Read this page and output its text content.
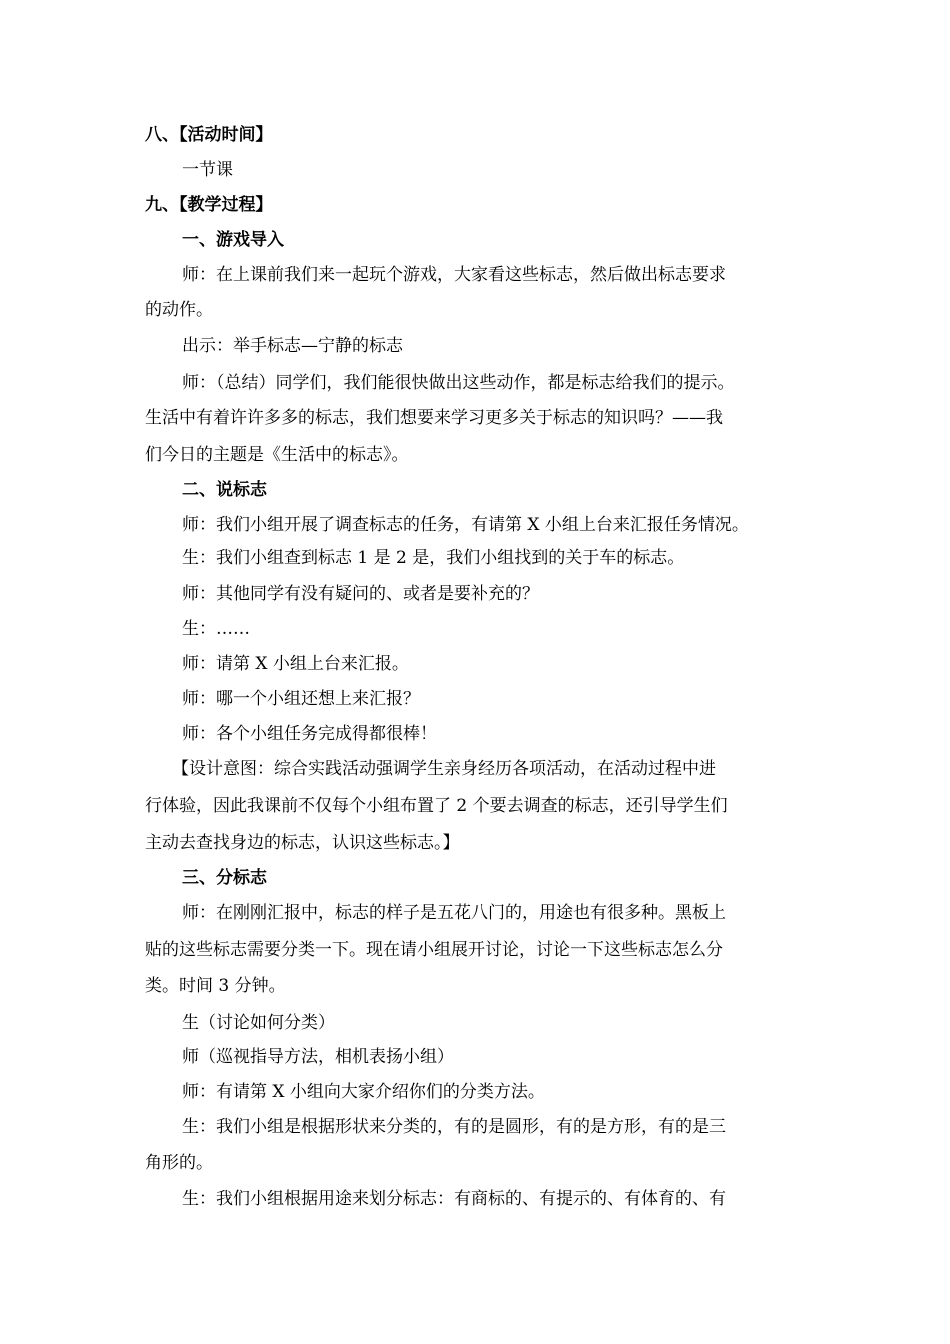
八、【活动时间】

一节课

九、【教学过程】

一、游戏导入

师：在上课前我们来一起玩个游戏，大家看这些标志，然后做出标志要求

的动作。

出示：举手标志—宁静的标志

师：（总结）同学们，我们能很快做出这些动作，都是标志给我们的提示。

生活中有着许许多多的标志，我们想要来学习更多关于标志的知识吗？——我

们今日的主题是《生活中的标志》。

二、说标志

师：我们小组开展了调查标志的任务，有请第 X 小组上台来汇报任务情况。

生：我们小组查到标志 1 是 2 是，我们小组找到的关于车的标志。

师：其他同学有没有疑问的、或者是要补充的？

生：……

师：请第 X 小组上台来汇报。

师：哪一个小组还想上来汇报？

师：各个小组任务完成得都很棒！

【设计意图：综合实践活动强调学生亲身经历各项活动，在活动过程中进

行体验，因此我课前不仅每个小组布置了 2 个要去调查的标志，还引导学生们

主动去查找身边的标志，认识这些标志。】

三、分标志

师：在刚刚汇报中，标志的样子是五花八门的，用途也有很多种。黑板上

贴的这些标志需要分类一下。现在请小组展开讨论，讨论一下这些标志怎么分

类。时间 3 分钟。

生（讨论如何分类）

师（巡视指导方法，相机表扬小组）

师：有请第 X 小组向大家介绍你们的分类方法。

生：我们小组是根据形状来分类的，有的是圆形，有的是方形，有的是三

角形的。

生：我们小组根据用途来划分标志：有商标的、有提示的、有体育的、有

------------------------------------------------------------------------

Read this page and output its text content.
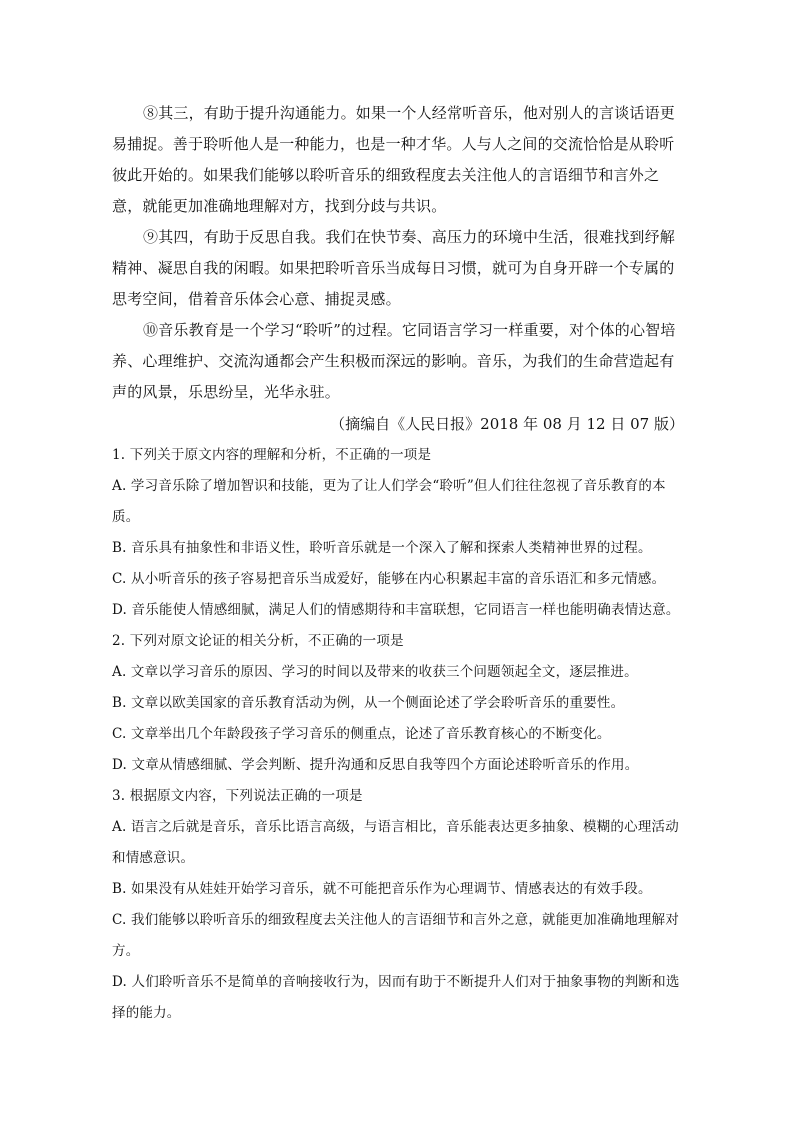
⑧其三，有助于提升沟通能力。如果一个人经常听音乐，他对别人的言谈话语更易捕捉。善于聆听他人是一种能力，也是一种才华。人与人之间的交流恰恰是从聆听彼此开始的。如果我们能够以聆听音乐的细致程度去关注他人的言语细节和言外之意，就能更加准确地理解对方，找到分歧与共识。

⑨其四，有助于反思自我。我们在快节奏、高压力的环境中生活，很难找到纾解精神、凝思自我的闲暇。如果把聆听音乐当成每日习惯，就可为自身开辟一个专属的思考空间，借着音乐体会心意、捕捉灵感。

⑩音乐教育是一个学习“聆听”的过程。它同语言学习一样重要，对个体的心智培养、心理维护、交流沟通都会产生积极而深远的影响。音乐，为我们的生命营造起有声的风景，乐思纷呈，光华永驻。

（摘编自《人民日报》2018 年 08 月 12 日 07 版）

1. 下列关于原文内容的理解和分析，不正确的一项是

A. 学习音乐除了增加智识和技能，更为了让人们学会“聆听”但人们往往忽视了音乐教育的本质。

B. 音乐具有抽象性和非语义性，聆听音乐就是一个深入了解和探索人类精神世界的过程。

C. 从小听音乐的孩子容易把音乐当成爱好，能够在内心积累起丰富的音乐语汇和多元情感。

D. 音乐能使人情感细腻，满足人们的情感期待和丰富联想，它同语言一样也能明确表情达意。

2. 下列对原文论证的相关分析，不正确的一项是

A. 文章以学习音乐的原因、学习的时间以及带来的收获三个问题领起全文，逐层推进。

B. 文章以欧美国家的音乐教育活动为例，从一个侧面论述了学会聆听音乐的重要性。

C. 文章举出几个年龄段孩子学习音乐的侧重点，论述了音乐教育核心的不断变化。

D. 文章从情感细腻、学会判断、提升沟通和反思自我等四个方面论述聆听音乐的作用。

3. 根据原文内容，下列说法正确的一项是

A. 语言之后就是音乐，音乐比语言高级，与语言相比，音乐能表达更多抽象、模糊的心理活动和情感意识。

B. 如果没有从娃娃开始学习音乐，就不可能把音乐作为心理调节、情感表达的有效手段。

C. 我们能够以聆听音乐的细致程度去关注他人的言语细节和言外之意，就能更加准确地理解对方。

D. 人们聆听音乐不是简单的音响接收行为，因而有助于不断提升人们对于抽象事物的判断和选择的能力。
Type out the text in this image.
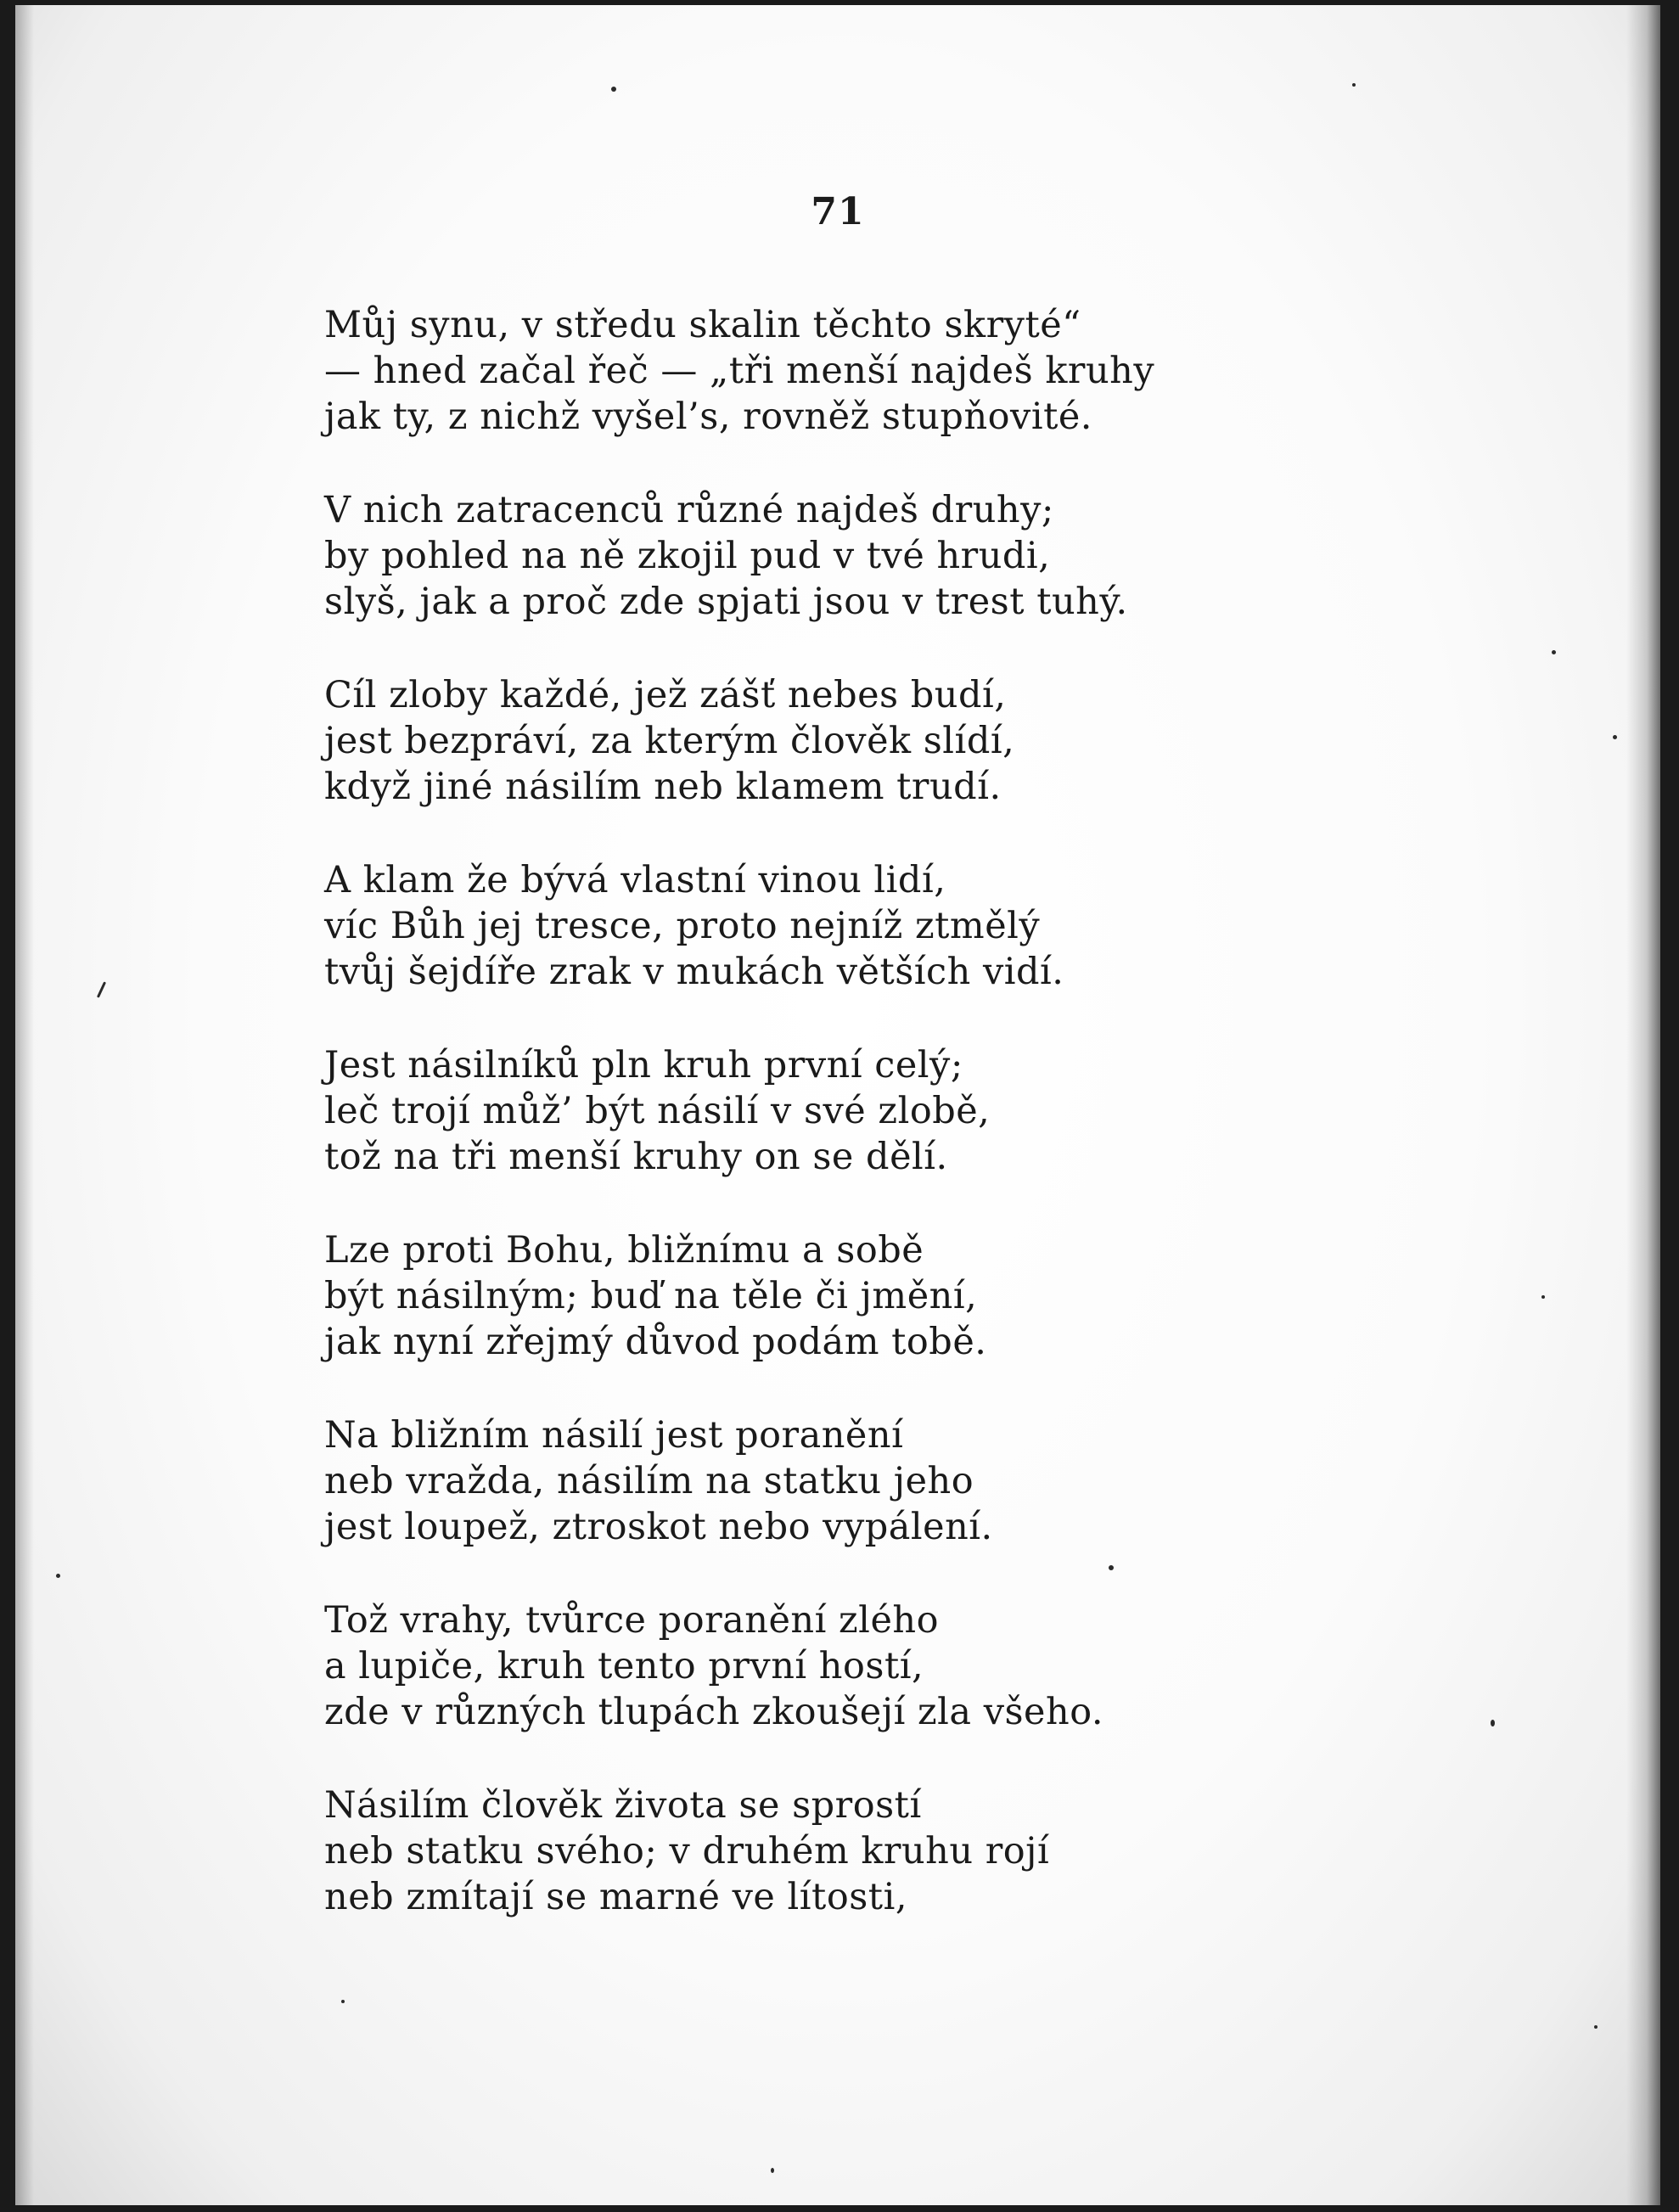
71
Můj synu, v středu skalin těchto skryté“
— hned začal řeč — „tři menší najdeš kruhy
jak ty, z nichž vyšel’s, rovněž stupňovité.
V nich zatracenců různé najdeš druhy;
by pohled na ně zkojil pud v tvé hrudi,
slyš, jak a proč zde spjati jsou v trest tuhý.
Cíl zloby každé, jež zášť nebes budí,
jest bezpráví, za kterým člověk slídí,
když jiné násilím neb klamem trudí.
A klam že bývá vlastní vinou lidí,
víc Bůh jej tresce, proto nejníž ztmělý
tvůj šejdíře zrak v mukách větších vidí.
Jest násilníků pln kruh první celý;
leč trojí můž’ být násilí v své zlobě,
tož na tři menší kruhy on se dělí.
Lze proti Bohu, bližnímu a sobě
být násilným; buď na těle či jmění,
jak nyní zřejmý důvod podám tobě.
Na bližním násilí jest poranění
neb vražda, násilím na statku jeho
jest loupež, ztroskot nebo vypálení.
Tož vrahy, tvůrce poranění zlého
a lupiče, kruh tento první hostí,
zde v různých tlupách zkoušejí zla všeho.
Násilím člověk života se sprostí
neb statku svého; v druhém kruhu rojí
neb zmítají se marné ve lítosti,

------------------------------------------------------------------------

DESCRIPTION OF THE TASK
Pick out and copy the lines of the material that include the word "statku".

SOLUTION FOR THIS EXERCISE
neb vražda, násilím na statku jeho
neb statku svého; v druhém kruhu rojí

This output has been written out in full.